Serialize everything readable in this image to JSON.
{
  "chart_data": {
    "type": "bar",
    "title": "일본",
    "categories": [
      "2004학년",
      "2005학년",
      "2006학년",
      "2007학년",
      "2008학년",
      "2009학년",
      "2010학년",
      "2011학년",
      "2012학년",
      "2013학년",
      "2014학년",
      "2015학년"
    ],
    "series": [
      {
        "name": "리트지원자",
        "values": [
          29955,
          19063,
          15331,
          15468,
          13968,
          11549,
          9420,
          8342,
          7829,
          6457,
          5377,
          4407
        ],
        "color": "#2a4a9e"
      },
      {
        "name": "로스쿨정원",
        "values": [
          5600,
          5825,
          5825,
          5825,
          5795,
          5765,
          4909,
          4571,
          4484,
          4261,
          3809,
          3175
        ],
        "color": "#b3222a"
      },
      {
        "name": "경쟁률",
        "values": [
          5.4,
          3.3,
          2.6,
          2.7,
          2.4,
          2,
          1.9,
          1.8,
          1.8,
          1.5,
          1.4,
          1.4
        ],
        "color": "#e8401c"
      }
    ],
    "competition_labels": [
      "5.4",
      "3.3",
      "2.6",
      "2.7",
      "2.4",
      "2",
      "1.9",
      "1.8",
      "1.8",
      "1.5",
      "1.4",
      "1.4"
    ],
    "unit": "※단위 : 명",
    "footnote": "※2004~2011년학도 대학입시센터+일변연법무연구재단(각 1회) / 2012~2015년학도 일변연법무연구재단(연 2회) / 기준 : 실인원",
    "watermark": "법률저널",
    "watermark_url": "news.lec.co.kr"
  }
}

---

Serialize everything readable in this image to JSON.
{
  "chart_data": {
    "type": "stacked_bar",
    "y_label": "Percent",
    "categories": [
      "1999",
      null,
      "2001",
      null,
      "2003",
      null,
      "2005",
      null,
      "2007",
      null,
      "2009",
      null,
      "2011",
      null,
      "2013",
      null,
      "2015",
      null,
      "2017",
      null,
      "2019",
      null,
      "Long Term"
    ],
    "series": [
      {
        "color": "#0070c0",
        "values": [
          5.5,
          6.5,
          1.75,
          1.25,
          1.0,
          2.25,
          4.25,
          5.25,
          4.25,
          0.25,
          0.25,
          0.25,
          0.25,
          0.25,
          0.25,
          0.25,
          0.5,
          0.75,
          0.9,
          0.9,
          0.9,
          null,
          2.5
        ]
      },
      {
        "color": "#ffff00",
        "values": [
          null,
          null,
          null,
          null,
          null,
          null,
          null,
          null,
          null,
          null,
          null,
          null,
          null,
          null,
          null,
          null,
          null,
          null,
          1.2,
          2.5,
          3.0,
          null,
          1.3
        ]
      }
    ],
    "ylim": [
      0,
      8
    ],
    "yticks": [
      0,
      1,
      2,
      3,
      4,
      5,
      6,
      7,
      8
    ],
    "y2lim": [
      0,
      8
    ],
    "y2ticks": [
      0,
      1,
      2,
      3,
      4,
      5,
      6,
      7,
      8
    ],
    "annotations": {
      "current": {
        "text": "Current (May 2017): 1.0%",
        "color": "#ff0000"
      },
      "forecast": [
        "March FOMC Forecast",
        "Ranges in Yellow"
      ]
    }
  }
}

▶ _Stated exercise_: Copy and report every line where the word "color" is present.

▶ _Result_:
        "color": "#2a4a9e"
        "color": "#b3222a"
        "color": "#e8401c"
        "color": "#0070c0",
        "color": "#ffff00",
        "color": "#ff0000"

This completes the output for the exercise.